### REQUIRED WORK:
Pull every line that holds the word "JSON" from the entries.

### MATERIAL TO PROCESS:
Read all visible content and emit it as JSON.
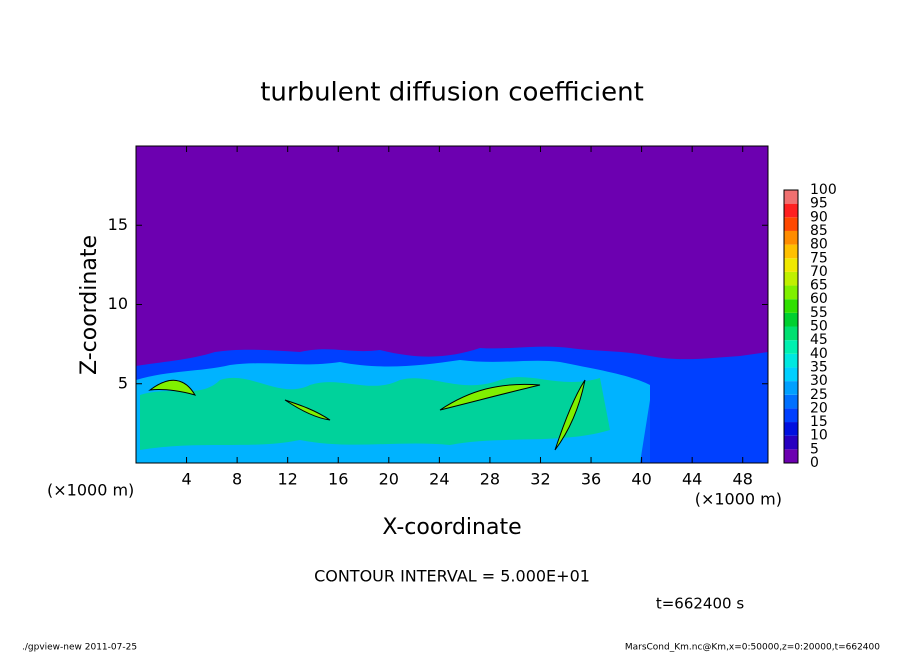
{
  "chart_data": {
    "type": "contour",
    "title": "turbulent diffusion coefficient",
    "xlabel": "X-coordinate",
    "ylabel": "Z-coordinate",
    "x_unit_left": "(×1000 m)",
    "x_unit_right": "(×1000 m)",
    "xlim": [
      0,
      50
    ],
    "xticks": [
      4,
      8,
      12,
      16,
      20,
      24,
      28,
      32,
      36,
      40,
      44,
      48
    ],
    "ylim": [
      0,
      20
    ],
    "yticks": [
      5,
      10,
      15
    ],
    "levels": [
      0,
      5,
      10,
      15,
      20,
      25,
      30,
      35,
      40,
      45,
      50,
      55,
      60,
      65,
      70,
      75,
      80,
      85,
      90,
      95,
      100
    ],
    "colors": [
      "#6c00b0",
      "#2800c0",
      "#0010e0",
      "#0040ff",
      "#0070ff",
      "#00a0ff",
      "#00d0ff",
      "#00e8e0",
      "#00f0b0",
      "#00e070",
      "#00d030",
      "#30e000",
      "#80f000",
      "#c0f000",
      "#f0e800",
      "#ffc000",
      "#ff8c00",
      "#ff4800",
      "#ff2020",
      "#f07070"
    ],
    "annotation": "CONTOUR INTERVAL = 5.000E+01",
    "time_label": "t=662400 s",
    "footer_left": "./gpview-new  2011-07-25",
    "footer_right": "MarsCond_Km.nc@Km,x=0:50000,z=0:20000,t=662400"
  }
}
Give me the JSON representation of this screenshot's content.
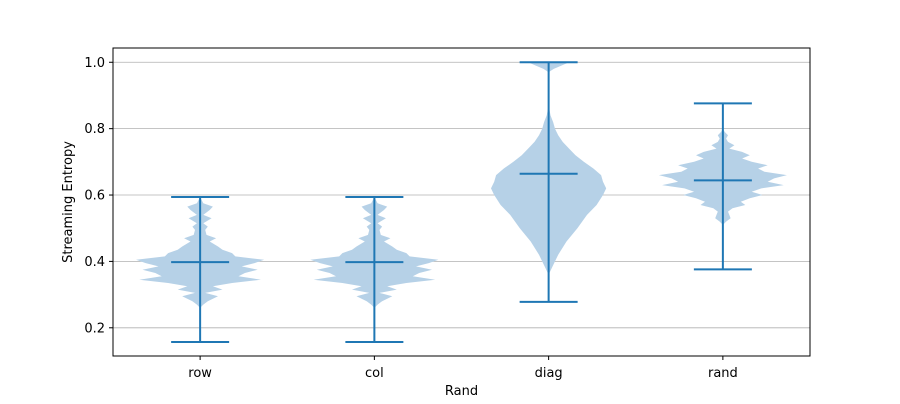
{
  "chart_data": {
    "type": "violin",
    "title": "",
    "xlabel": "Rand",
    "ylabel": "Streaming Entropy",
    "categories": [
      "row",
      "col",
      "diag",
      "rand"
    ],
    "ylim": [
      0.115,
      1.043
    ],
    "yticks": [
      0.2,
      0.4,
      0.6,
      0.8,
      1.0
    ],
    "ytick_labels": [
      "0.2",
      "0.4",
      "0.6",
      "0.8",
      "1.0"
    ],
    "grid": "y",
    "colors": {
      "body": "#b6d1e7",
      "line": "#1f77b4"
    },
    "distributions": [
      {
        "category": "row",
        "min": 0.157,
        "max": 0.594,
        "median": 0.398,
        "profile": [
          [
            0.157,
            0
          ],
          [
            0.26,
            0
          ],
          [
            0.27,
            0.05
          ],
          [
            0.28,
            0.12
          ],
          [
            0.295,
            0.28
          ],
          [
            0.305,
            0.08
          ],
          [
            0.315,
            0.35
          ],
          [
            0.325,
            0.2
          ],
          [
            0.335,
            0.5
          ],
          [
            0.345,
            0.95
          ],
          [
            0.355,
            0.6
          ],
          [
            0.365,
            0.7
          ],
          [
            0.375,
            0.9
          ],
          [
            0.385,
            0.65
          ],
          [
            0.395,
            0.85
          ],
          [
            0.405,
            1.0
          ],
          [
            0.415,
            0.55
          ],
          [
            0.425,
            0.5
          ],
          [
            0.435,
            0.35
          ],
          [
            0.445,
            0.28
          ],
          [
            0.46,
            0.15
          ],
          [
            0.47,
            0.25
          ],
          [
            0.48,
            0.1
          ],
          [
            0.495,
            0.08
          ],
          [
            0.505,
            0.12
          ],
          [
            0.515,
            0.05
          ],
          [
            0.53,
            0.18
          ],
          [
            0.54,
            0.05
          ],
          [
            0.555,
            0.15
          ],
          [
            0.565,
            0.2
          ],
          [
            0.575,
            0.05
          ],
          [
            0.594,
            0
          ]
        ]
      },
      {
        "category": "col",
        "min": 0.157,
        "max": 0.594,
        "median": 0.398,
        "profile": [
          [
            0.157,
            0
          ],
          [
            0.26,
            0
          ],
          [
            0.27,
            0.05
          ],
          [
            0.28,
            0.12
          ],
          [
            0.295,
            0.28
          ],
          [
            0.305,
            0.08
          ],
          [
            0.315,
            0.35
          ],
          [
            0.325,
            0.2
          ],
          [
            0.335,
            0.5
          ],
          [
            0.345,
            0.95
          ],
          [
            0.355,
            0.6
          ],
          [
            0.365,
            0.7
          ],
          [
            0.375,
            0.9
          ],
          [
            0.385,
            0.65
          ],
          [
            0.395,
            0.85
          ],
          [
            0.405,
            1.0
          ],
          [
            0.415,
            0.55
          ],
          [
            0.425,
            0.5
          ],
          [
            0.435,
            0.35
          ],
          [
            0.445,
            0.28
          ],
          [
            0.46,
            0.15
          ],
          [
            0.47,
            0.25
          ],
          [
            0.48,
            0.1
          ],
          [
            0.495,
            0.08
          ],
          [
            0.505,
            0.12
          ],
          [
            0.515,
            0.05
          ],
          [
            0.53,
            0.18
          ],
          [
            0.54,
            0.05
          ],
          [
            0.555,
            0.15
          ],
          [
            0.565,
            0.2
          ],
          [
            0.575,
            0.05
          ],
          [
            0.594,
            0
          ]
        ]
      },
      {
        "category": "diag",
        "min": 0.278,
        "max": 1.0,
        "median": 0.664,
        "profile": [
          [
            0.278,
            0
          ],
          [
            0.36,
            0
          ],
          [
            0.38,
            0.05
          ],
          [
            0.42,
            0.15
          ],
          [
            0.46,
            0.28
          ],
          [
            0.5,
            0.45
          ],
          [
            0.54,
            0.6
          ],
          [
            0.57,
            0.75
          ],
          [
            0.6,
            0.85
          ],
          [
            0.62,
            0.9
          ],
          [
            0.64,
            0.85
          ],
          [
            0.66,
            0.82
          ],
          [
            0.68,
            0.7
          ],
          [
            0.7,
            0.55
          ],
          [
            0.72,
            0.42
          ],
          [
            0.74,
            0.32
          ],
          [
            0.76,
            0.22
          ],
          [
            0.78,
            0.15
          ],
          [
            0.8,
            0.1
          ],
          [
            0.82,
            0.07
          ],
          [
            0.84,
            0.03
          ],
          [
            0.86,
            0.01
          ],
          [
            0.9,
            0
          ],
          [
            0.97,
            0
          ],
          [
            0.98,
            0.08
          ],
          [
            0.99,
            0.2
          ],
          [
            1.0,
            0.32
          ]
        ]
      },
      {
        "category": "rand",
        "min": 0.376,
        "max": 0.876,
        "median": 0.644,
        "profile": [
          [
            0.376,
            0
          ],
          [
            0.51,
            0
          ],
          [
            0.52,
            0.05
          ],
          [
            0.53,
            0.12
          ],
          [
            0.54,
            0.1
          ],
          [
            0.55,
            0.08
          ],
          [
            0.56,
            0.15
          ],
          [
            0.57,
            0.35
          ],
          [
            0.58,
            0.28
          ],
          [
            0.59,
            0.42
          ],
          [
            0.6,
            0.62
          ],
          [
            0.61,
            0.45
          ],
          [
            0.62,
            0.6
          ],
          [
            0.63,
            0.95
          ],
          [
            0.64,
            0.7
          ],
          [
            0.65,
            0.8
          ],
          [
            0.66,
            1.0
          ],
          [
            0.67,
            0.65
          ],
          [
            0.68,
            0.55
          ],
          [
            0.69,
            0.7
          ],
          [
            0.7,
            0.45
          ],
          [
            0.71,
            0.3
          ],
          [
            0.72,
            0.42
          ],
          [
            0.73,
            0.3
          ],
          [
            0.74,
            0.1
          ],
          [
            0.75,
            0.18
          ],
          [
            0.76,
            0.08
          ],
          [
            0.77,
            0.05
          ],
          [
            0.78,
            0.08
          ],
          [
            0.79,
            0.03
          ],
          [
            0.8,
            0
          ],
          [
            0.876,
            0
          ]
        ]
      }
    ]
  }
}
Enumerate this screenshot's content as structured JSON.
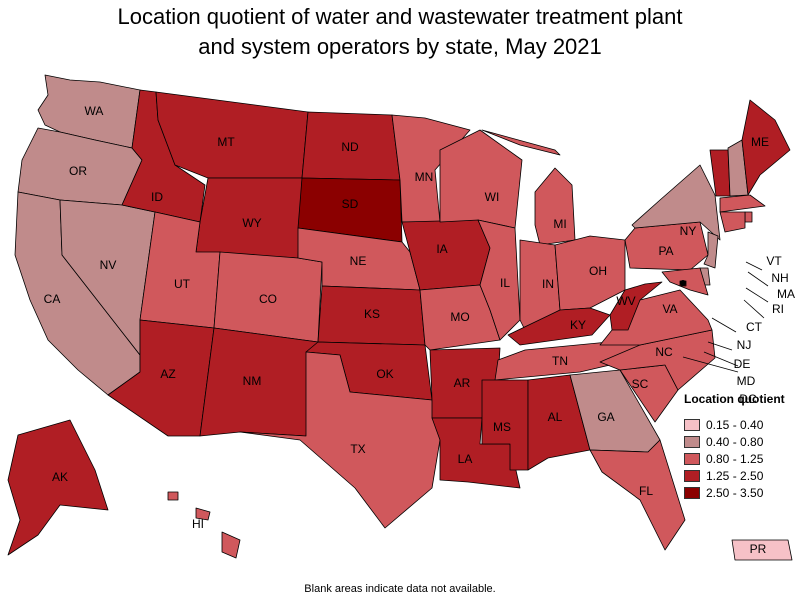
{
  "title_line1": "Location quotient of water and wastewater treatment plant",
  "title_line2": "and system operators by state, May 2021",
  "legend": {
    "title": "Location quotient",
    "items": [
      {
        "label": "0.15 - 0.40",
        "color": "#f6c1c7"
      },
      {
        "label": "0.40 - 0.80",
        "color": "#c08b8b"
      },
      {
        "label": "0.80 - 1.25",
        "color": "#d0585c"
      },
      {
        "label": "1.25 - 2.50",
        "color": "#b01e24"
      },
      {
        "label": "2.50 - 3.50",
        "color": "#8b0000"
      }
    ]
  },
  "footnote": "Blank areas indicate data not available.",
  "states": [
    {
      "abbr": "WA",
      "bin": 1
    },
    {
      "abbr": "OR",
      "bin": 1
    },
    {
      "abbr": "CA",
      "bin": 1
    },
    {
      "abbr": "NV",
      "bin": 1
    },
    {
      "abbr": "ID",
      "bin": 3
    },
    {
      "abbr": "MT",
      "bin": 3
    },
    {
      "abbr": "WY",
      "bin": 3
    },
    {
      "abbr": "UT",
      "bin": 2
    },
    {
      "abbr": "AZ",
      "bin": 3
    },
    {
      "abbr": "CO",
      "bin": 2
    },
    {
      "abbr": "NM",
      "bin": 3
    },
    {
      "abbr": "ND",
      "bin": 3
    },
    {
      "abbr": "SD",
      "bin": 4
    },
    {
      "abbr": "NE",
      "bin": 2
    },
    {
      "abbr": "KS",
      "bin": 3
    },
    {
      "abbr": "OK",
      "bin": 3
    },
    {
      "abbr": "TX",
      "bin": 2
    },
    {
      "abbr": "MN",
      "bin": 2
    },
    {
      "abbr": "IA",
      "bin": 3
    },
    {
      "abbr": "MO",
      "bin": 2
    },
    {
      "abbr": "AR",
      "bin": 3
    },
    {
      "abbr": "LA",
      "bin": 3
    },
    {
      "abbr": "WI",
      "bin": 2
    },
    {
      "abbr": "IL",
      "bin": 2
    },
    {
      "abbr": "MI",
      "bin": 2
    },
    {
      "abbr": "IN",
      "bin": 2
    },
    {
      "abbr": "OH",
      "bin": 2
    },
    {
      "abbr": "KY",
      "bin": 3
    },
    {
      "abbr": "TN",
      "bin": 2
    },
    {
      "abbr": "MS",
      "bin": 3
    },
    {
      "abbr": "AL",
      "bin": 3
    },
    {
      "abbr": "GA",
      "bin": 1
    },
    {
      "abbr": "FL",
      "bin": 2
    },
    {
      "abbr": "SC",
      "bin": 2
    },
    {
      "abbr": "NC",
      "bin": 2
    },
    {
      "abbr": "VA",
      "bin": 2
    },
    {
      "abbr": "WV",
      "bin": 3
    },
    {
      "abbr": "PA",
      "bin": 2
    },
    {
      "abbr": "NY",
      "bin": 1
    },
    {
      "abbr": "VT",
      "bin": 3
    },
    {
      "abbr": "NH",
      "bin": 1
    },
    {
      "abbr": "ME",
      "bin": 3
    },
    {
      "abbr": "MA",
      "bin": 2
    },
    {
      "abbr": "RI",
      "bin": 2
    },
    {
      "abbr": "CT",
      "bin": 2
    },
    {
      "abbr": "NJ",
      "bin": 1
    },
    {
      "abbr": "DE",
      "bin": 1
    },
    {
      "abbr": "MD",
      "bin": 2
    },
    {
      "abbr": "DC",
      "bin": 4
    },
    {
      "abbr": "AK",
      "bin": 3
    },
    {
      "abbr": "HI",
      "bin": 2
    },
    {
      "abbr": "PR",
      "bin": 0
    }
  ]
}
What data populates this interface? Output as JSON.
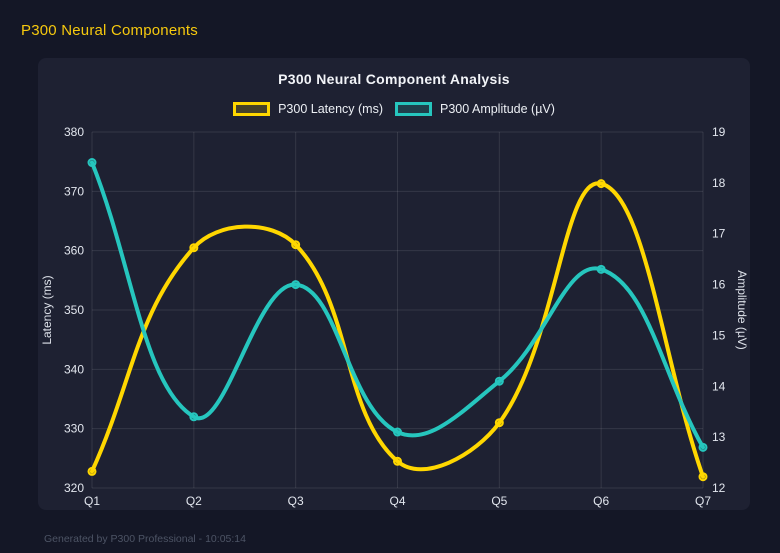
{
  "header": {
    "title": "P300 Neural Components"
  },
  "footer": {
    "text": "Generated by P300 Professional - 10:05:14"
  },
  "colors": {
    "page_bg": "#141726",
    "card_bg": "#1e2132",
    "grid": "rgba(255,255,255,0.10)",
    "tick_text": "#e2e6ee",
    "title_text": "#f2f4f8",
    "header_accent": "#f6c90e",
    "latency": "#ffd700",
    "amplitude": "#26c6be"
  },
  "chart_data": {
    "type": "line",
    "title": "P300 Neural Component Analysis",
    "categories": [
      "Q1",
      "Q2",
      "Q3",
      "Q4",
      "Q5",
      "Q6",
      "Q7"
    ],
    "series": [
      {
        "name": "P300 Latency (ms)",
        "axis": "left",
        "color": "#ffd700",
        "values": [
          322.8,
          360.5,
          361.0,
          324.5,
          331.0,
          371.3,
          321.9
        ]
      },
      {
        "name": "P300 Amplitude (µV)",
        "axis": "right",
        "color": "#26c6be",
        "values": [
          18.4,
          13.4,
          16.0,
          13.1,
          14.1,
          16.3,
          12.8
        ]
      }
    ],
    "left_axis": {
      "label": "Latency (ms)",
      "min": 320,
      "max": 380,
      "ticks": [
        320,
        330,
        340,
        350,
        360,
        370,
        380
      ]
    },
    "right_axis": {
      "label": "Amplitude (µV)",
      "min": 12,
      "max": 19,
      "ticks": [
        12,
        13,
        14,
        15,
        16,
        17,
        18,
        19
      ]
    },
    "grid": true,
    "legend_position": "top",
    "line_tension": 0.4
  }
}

### SOLUTION TO THIS PROBLEM:
Read all visible content and emit it as JSON.
Give me the JSON representation of this screenshot's content.
Enumerate this screenshot's content as structured JSON.
What data populates this interface? Output as JSON.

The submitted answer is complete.